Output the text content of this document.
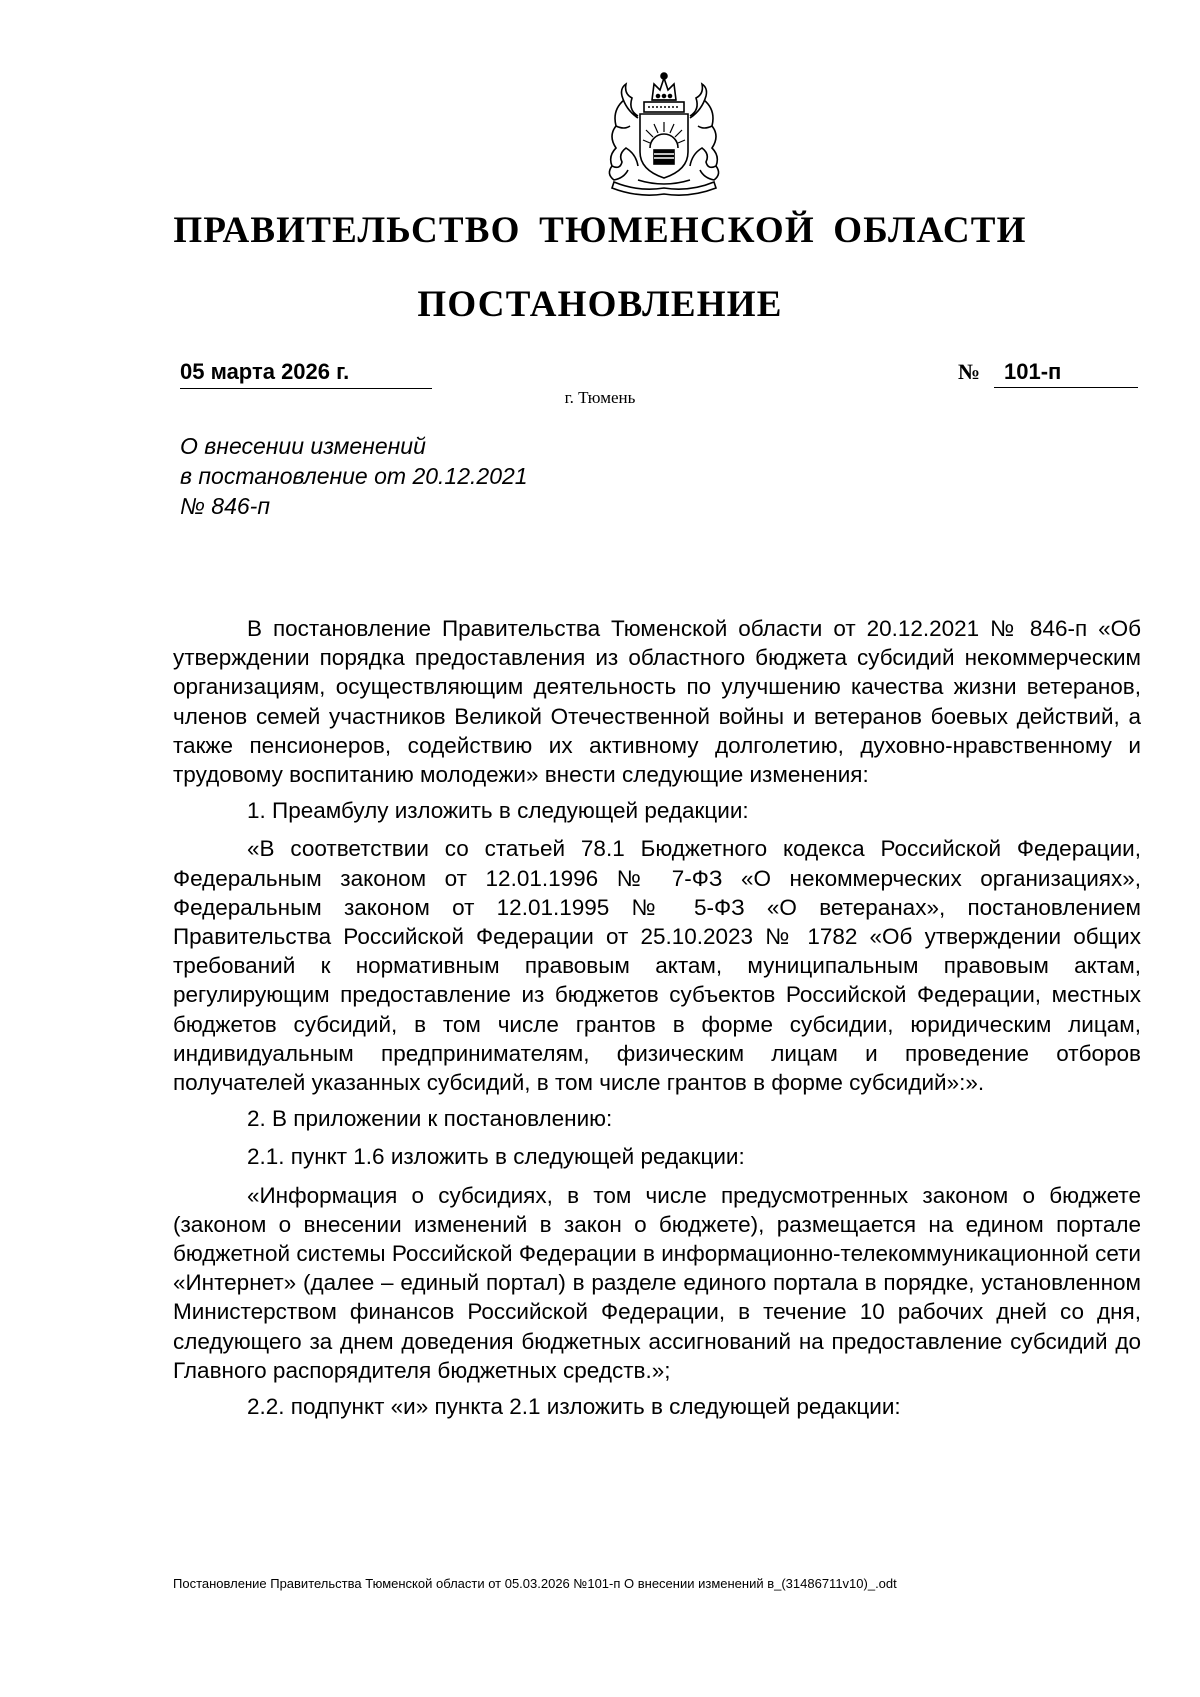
ПРАВИТЕЛЬСТВО ТЮМЕНСКОЙ ОБЛАСТИ
ПОСТАНОВЛЕНИЕ
05 марта 2026 г.	№	101-п
г. Тюмень
О внесении изменений
в постановление от 20.12.2021
№ 846-п

В постановление Правительства Тюменской области от 20.12.2021 № 846-п «Об утверждении порядка предоставления из областного бюджета субсидий некоммерческим организациям, осуществляющим деятельность по улучшению качества жизни ветеранов, членов семей участников Великой Отечественной войны и ветеранов боевых действий, а также пенсионеров, содействию их активному долголетию, духовно-нравственному и трудовому воспитанию молодежи» внести следующие изменения:

1. Преамбулу изложить в следующей редакции:

«В соответствии со статьей 78.1 Бюджетного кодекса Российской Федерации, Федеральным законом от 12.01.1996 № 7-ФЗ «О некоммерческих организациях», Федеральным законом от 12.01.1995 № 5-ФЗ «О ветеранах», постановлением Правительства Российской Федерации от 25.10.2023 № 1782 «Об утверждении общих требований к нормативным правовым актам, муниципальным правовым актам, регулирующим предоставление из бюджетов субъектов Российской Федерации, местных бюджетов субсидий, в том числе грантов в форме субсидии, юридическим лицам, индивидуальным предпринимателям, физическим лицам и проведение отборов получателей указанных субсидий, в том числе грантов в форме субсидий»:».

2. В приложении к постановлению:

2.1. пункт 1.6 изложить в следующей редакции:

«Информация о субсидиях, в том числе предусмотренных законом о бюджете (законом о внесении изменений в закон о бюджете), размещается на едином портале бюджетной системы Российской Федерации в информационно-телекоммуникационной сети «Интернет» (далее – единый портал) в разделе единого портала в порядке, установленном Министерством финансов Российской Федерации, в течение 10 рабочих дней со дня, следующего за днем доведения бюджетных ассигнований на предоставление субсидий до Главного распорядителя бюджетных средств.»;

2.2. подпункт «и» пункта 2.1 изложить в следующей редакции:

Постановление Правительства Тюменской области от 05.03.2026 №101-п О внесении изменений в_(31486711v10)_.odt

------------------------------------------------

=== Exercise objective ===
Copy out the records above in full, exactly as written, but not the pictures.

=== Worked solution ===
Output the text content of this document.
ПРАВИТЕЛЬСТВО ТЮМЕНСКОЙ ОБЛАСТИ
ПОСТАНОВЛЕНИЕ
05 марта 2026 г.	№	101-п
г. Тюмень
О внесении изменений
в постановление от 20.12.2021
№ 846-п

В постановление Правительства Тюменской области от 20.12.2021 № 846-п «Об утверждении порядка предоставления из областного бюджета субсидий некоммерческим организациям, осуществляющим деятельность по улучшению качества жизни ветеранов, членов семей участников Великой Отечественной войны и ветеранов боевых действий, а также пенсионеров, содействию их активному долголетию, духовно-нравственному и трудовому воспитанию молодежи» внести следующие изменения:

1. Преамбулу изложить в следующей редакции:

«В соответствии со статьей 78.1 Бюджетного кодекса Российской Федерации, Федеральным законом от 12.01.1996 № 7-ФЗ «О некоммерческих организациях», Федеральным законом от 12.01.1995 № 5-ФЗ «О ветеранах», постановлением Правительства Российской Федерации от 25.10.2023 № 1782 «Об утверждении общих требований к нормативным правовым актам, муниципальным правовым актам, регулирующим предоставление из бюджетов субъектов Российской Федерации, местных бюджетов субсидий, в том числе грантов в форме субсидии, юридическим лицам, индивидуальным предпринимателям, физическим лицам и проведение отборов получателей указанных субсидий, в том числе грантов в форме субсидий»:».

2. В приложении к постановлению:

2.1. пункт 1.6 изложить в следующей редакции:

«Информация о субсидиях, в том числе предусмотренных законом о бюджете (законом о внесении изменений в закон о бюджете), размещается на едином портале бюджетной системы Российской Федерации в информационно-телекоммуникационной сети «Интернет» (далее – единый портал) в разделе единого портала в порядке, установленном Министерством финансов Российской Федерации, в течение 10 рабочих дней со дня, следующего за днем доведения бюджетных ассигнований на предоставление субсидий до Главного распорядителя бюджетных средств.»;

2.2. подпункт «и» пункта 2.1 изложить в следующей редакции:

Постановление Правительства Тюменской области от 05.03.2026 №101-п О внесении изменений в_(31486711v10)_.odt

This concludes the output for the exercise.